__Objective__: Would you transcribe the listing that follows, character for character, and omit its images?

+++ Stored records +++

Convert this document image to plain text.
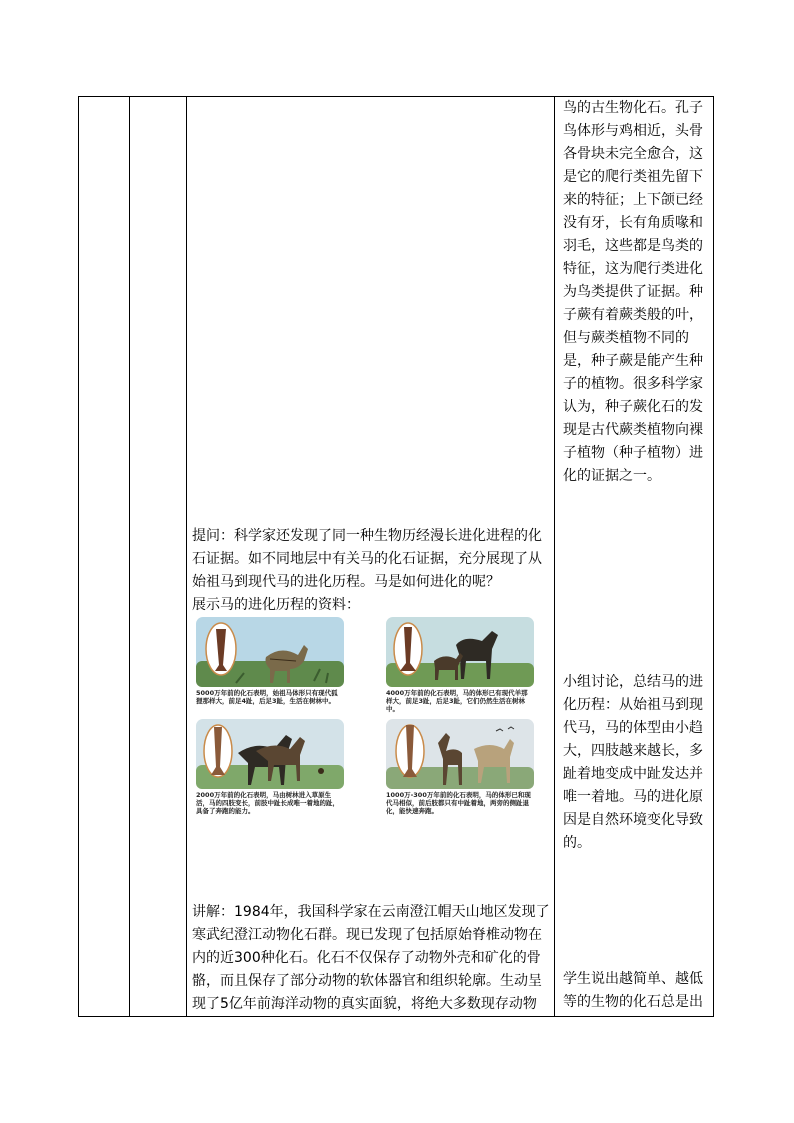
鸟的古生物化石。孔子鸟体形与鸡相近，头骨各骨块未完全愈合，这是它的爬行类祖先留下来的特征；上下颌已经没有牙，长有角质喙和羽毛，这些都是鸟类的特征，这为爬行类进化为鸟类提供了证据。种子蕨有着蕨类般的叶，但与蕨类植物不同的是，种子蕨是能产生种子的植物。很多科学家认为，种子蕨化石的发现是古代蕨类植物向裸子植物（种子植物）进化的证据之一。
提问：科学家还发现了同一种生物历经漫长进化进程的化石证据。如不同地层中有关马的化石证据，充分展现了从始祖马到现代马的进化历程。马是如何进化的呢？
展示马的进化历程的资料：
5000万年前的化石表明，始祖马体形只有现代狐狸那样大，前足4趾，后足3趾，生活在树林中。
4000万年前的化石表明，马的体形已有现代羊那样大，前足3趾，后足3趾，它们仍然生活在树林中。
2000万年前的化石表明，马由树林进入草原生活，马的四肢变长，前肢中趾长成唯一着地的趾，具备了奔跑的能力。
1000万-300万年前的化石表明，马的体形已和现代马相似，前后肢都只有中趾着地，两旁的侧趾退化，能快速奔跑。
小组讨论，总结马的进化历程：从始祖马到现代马，马的体型由小趋大，四肢越来越长，多趾着地变成中趾发达并唯一着地。马的进化原因是自然环境变化导致的。
讲解：1984年，我国科学家在云南澄江帽天山地区发现了寒武纪澄江动物化石群。现已发现了包括原始脊椎动物在内的近300种化石。化石不仅保存了动物外壳和矿化的骨骼，而且保存了部分动物的软体器官和组织轮廓。生动呈现了5亿年前海洋动物的真实面貌，将绝大多数现存动物
学生说出越简单、越低等的生物的化石总是出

+++

__Task solution__:
Convert this document image to plain text.
鸟的古生物化石。孔子鸟体形与鸡相近，头骨各骨块未完全愈合，这是它的爬行类祖先留下来的特征；上下颌已经没有牙，长有角质喙和羽毛，这些都是鸟类的特征，这为爬行类进化为鸟类提供了证据。种子蕨有着蕨类般的叶，但与蕨类植物不同的是，种子蕨是能产生种子的植物。很多科学家认为，种子蕨化石的发现是古代蕨类植物向裸子植物（种子植物）进化的证据之一。
提问：科学家还发现了同一种生物历经漫长进化进程的化石证据。如不同地层中有关马的化石证据，充分展现了从始祖马到现代马的进化历程。马是如何进化的呢？
展示马的进化历程的资料：
5000万年前的化石表明，始祖马体形只有现代狐狸那样大，前足4趾，后足3趾，生活在树林中。
4000万年前的化石表明，马的体形已有现代羊那样大，前足3趾，后足3趾，它们仍然生活在树林中。
2000万年前的化石表明，马由树林进入草原生活，马的四肢变长，前肢中趾长成唯一着地的趾，具备了奔跑的能力。
1000万-300万年前的化石表明，马的体形已和现代马相似，前后肢都只有中趾着地，两旁的侧趾退化，能快速奔跑。
小组讨论，总结马的进化历程：从始祖马到现代马，马的体型由小趋大，四肢越来越长，多趾着地变成中趾发达并唯一着地。马的进化原因是自然环境变化导致的。
讲解：1984年，我国科学家在云南澄江帽天山地区发现了寒武纪澄江动物化石群。现已发现了包括原始脊椎动物在内的近300种化石。化石不仅保存了动物外壳和矿化的骨骼，而且保存了部分动物的软体器官和组织轮廓。生动呈现了5亿年前海洋动物的真实面貌，将绝大多数现存动物
学生说出越简单、越低等的生物的化石总是出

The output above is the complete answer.